-- SUPPLIED MATERIAL start --

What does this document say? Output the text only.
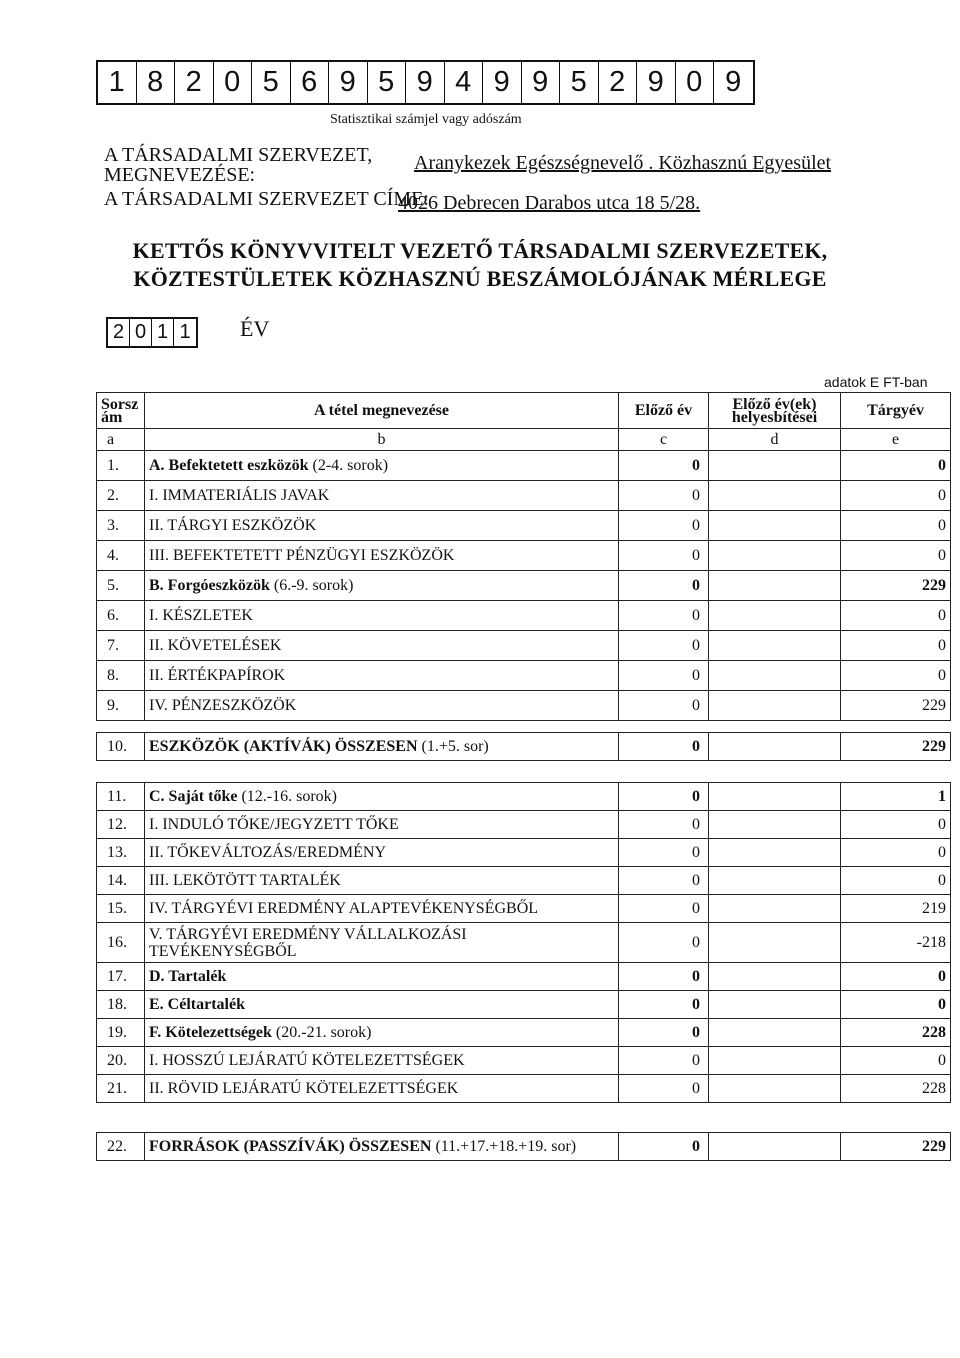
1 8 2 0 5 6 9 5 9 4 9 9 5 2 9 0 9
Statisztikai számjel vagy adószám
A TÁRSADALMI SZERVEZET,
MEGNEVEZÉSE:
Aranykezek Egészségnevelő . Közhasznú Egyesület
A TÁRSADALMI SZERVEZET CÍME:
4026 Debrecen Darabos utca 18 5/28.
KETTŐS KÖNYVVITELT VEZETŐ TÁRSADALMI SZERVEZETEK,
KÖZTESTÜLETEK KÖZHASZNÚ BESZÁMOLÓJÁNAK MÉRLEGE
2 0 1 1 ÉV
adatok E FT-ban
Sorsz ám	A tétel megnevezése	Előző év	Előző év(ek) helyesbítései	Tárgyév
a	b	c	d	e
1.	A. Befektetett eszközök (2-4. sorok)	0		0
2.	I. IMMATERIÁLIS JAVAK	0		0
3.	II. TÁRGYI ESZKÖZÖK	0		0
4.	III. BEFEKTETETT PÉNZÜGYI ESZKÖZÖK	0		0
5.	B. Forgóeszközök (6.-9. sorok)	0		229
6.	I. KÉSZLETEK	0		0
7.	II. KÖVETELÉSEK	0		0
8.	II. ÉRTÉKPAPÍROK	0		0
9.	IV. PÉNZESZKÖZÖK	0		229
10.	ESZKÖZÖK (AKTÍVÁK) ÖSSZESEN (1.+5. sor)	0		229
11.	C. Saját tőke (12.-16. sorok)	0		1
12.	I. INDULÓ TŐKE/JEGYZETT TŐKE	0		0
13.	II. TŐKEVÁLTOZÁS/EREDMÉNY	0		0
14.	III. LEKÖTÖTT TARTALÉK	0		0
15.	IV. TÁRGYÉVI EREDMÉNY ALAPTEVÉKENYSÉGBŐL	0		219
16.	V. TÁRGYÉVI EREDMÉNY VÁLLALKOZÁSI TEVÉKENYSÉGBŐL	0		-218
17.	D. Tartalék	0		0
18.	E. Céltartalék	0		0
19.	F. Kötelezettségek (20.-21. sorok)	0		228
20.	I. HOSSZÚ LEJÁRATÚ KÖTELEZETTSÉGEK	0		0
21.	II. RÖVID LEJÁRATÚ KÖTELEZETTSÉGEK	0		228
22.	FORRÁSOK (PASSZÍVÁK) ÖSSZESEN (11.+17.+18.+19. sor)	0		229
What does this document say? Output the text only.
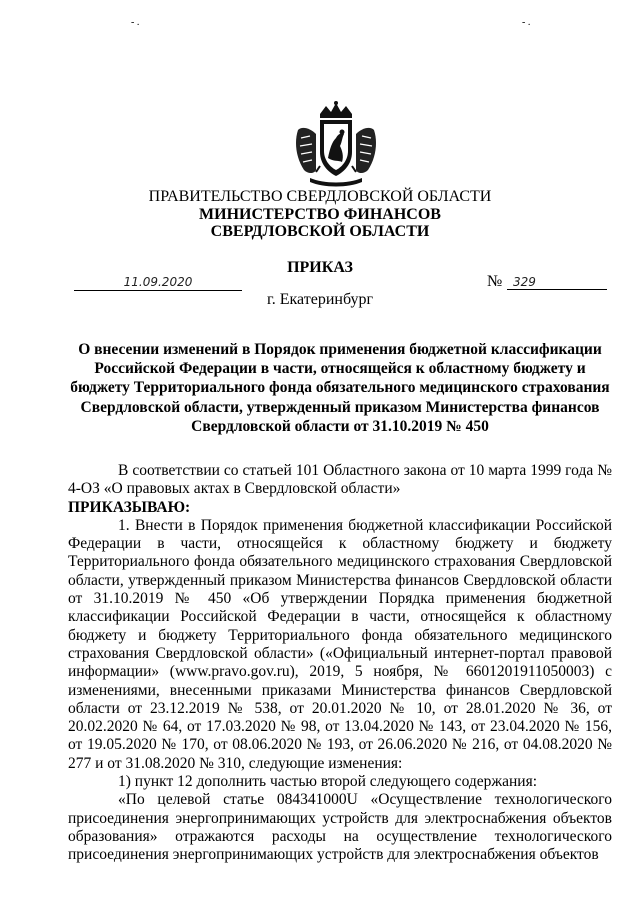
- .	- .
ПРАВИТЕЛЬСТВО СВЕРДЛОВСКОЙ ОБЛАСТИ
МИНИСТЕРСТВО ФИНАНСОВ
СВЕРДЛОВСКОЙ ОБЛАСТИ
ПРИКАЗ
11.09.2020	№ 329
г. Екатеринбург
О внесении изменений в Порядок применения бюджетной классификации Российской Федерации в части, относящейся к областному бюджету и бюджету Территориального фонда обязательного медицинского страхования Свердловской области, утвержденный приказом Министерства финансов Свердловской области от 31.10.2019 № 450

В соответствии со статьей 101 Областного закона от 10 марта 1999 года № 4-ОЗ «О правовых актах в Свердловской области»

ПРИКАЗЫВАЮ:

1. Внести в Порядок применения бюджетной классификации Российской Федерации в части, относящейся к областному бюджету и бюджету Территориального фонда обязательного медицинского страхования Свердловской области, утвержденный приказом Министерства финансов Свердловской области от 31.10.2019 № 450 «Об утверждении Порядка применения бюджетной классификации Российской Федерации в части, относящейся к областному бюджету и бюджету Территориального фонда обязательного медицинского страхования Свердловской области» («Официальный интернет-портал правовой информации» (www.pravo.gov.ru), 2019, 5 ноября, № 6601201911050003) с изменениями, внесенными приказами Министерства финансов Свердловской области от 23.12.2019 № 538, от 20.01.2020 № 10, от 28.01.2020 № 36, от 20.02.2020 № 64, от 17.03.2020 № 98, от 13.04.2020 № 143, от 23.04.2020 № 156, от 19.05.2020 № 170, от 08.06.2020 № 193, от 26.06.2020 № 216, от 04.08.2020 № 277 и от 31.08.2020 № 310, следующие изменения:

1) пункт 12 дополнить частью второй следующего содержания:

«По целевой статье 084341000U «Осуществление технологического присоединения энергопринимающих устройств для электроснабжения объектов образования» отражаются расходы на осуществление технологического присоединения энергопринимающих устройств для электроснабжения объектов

-- SUPPLIED MATERIAL end --
-- SUPPLIED MATERIAL start --

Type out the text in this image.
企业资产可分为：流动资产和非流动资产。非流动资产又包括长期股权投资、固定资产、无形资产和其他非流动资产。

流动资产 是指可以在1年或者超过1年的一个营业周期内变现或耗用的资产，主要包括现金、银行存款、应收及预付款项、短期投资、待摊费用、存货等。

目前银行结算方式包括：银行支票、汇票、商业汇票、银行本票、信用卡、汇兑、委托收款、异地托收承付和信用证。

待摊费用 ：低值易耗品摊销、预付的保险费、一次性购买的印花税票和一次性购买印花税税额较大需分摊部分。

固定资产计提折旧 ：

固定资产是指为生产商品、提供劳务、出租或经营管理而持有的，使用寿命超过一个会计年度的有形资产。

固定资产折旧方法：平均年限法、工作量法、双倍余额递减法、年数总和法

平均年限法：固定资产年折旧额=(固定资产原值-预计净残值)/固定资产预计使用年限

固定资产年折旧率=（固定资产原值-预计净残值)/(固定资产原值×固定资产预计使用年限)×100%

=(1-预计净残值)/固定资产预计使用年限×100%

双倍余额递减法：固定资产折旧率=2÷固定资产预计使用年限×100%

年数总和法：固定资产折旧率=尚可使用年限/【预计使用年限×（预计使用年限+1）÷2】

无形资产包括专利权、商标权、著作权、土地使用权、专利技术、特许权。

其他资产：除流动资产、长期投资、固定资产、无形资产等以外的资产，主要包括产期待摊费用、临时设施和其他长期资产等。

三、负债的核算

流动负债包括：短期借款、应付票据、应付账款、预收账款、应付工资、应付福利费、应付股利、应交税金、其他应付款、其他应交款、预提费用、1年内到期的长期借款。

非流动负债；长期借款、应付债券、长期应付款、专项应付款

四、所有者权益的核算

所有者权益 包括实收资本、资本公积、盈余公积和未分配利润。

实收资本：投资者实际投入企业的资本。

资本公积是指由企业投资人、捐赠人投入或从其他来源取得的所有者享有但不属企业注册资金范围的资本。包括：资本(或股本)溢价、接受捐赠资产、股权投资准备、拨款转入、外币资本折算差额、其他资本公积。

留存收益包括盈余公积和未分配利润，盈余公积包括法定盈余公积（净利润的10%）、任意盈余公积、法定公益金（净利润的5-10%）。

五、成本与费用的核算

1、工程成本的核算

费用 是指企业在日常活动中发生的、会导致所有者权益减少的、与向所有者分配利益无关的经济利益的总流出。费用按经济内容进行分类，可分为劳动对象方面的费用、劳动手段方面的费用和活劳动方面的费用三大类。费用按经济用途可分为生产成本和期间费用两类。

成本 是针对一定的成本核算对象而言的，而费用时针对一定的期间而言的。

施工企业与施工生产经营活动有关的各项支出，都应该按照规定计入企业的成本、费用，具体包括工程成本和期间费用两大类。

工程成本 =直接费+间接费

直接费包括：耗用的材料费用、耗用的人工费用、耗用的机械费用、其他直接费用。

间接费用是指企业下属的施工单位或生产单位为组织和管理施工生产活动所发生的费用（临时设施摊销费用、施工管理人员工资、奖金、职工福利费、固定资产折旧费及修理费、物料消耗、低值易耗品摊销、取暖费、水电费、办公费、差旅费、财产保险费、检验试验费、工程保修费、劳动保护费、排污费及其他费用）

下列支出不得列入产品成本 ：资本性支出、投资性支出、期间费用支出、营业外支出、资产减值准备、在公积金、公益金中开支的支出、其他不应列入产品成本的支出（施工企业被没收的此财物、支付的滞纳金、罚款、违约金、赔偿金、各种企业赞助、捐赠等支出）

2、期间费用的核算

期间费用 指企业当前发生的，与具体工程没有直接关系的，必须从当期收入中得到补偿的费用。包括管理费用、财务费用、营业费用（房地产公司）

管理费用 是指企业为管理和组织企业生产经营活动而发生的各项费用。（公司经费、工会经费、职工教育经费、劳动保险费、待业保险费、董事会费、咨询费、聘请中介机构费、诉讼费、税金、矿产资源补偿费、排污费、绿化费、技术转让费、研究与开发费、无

-- SUPPLIED MATERIAL end --

Find the word "ÖSSZESEN" in the records and pull out each line that has it.

10.	ESZKÖZÖK (AKTÍVÁK) ÖSSZESEN (1.+5. sor)	0		229
22.	FORRÁSOK (PASSZÍVÁK) ÖSSZESEN (11.+17.+18.+19. sor)	0		229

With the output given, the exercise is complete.